#### Data entries ####

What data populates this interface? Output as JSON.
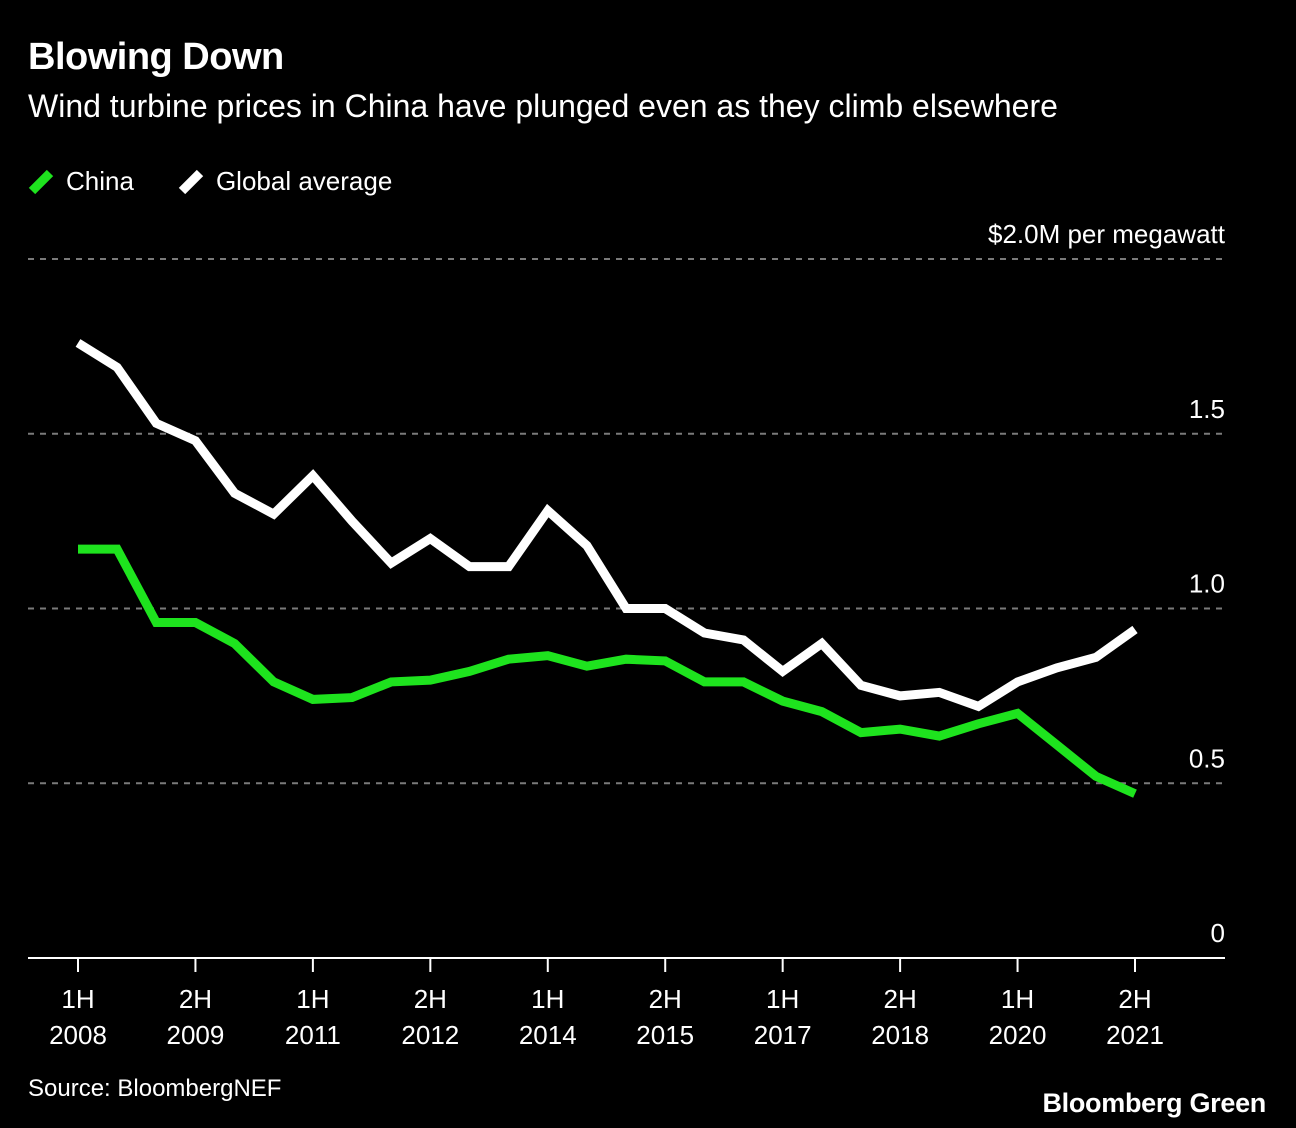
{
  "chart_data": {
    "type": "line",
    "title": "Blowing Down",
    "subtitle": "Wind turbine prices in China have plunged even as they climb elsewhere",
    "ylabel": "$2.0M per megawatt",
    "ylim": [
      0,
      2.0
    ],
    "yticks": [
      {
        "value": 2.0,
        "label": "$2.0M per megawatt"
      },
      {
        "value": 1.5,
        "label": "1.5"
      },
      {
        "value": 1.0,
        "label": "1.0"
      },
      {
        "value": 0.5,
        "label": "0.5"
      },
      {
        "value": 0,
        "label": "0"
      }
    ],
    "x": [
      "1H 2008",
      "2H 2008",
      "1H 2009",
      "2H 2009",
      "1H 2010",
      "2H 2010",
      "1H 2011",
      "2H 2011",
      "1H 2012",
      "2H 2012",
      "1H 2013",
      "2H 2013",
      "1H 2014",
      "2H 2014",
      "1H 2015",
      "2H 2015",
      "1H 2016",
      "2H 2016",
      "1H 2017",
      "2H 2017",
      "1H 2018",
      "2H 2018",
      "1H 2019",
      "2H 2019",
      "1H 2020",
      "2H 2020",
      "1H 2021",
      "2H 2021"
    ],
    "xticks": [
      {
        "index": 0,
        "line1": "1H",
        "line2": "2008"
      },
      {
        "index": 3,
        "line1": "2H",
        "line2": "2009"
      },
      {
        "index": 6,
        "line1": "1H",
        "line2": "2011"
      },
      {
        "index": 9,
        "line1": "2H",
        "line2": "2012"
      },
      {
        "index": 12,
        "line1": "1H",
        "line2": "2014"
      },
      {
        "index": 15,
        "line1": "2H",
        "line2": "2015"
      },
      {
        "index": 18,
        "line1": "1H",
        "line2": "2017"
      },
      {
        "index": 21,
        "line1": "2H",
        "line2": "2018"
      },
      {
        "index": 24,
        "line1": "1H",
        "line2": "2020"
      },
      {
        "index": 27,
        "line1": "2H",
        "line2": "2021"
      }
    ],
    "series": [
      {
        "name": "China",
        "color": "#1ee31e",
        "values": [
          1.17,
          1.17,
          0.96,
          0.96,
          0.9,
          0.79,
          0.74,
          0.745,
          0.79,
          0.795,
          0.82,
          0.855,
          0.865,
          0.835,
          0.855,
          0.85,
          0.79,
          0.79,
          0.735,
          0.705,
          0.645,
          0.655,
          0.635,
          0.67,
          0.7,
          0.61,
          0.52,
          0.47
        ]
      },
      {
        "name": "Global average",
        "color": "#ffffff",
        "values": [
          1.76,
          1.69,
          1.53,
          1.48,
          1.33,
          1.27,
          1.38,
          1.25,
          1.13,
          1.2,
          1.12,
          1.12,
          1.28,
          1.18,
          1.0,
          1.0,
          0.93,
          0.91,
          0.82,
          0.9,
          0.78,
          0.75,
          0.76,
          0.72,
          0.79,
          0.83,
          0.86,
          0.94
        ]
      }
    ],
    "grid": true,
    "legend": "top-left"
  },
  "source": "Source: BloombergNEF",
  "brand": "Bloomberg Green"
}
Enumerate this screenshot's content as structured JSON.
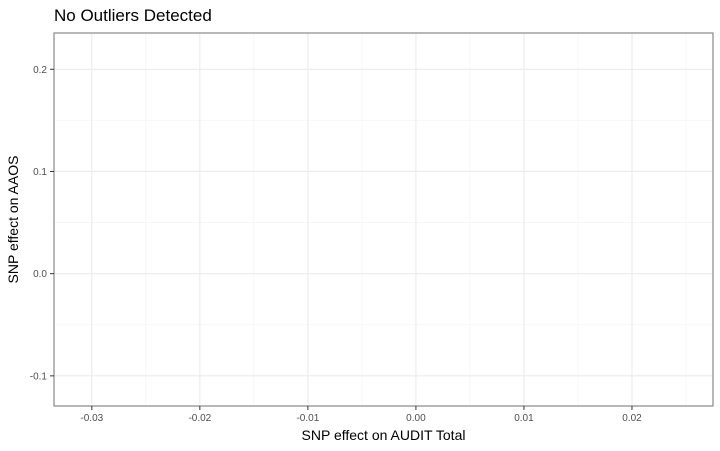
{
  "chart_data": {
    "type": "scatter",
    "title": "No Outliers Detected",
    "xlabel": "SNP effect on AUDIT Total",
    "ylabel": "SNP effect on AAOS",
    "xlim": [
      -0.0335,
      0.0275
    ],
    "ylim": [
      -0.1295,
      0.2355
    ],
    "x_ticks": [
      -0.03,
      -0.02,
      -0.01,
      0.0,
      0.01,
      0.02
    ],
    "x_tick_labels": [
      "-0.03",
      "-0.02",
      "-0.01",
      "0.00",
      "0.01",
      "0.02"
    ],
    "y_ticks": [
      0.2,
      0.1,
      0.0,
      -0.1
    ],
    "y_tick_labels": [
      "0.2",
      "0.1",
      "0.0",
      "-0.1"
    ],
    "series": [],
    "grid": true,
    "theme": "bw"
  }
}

####

Quote exactly, and nothing besides, the lines from the one with "Enumerate this screenshot's" through the end of the records above; include both ends and omit the pictures.

## Solved problem
Enumerate this screenshot's content as structured JSON.
{
  "chart_data": {
    "type": "scatter",
    "title": "No Outliers Detected",
    "xlabel": "SNP effect on AUDIT Total",
    "ylabel": "SNP effect on AAOS",
    "xlim": [
      -0.0335,
      0.0275
    ],
    "ylim": [
      -0.1295,
      0.2355
    ],
    "x_ticks": [
      -0.03,
      -0.02,
      -0.01,
      0.0,
      0.01,
      0.02
    ],
    "x_tick_labels": [
      "-0.03",
      "-0.02",
      "-0.01",
      "0.00",
      "0.01",
      "0.02"
    ],
    "y_ticks": [
      0.2,
      0.1,
      0.0,
      -0.1
    ],
    "y_tick_labels": [
      "0.2",
      "0.1",
      "0.0",
      "-0.1"
    ],
    "series": [],
    "grid": true,
    "theme": "bw"
  }
}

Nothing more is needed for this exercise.